### DATA LINES
------------
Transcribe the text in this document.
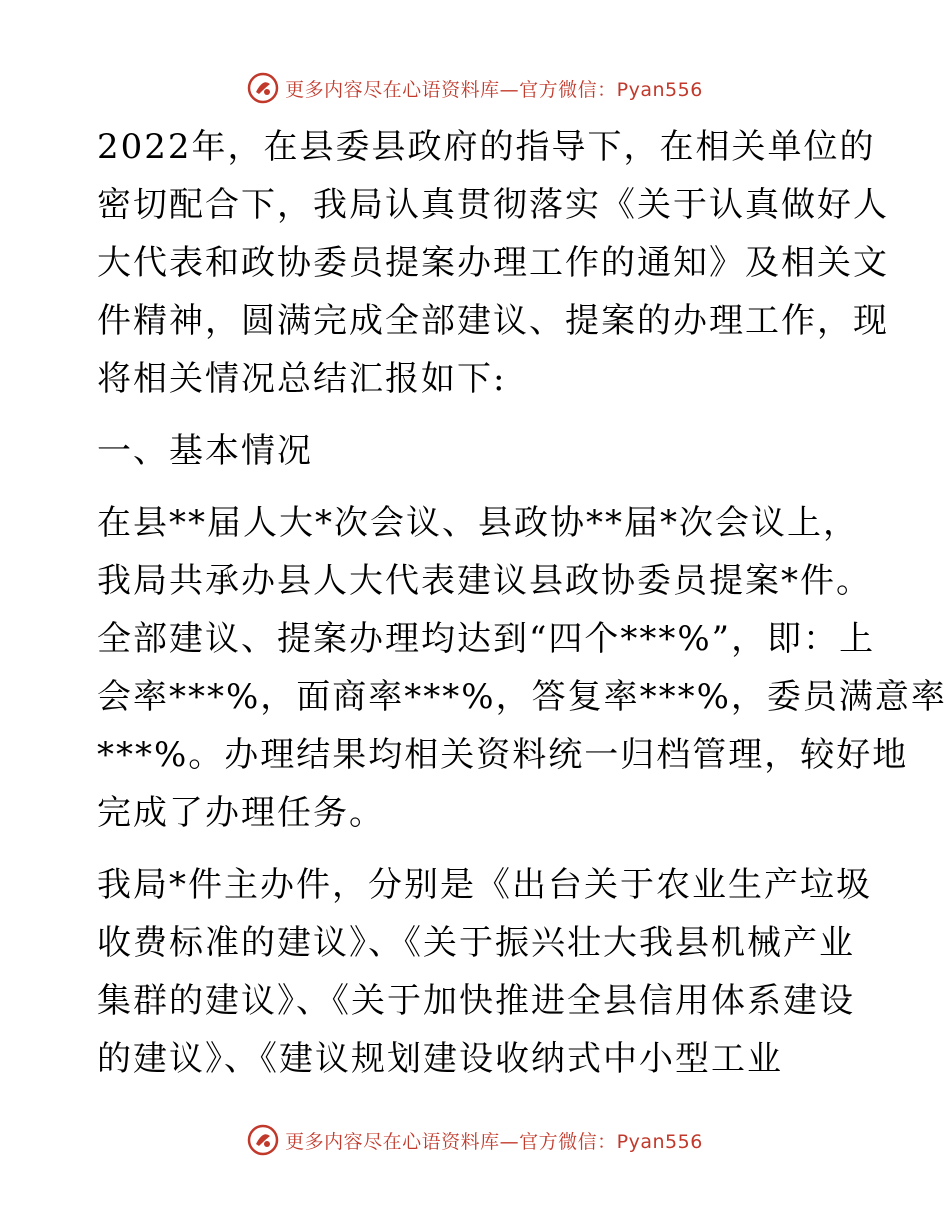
更多内容尽在心语资料库—官方微信：Pyan556
2022年，在县委县政府的指导下，在相关单位的
密切配合下，我局认真贯彻落实《关于认真做好人
大代表和政协委员提案办理工作的通知》及相关文
件精神，圆满完成全部建议、提案的办理工作，现
将相关情况总结汇报如下:
一、基本情况
在县**届人大*次会议、县政协**届*次会议上，
我局共承办县人大代表建议县政协委员提案*件。
全部建议、提案办理均达到“四个***%”，即：上
会率***%，面商率***%，答复率***%，委员满意率
***%。办理结果均相关资料统一归档管理，较好地
完成了办理任务。
我局*件主办件，分别是《出台关于农业生产垃圾
收费标准的建议》、《关于振兴壮大我县机械产业
集群的建议》、《关于加快推进全县信用体系建设
的建议》、《建议规划建设收纳式中小型工业
更多内容尽在心语资料库—官方微信：Pyan556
------------
Without including any pictures, print each record exactly.

Transcribe the text in this document.
更多内容尽在心语资料库—官方微信：Pyan556
2022年，在县委县政府的指导下，在相关单位的
密切配合下，我局认真贯彻落实《关于认真做好人
大代表和政协委员提案办理工作的通知》及相关文
件精神，圆满完成全部建议、提案的办理工作，现
将相关情况总结汇报如下:
一、基本情况
在县**届人大*次会议、县政协**届*次会议上，
我局共承办县人大代表建议县政协委员提案*件。
全部建议、提案办理均达到“四个***%”，即：上
会率***%，面商率***%，答复率***%，委员满意率
***%。办理结果均相关资料统一归档管理，较好地
完成了办理任务。
我局*件主办件，分别是《出台关于农业生产垃圾
收费标准的建议》、《关于振兴壮大我县机械产业
集群的建议》、《关于加快推进全县信用体系建设
的建议》、《建议规划建设收纳式中小型工业
更多内容尽在心语资料库—官方微信：Pyan556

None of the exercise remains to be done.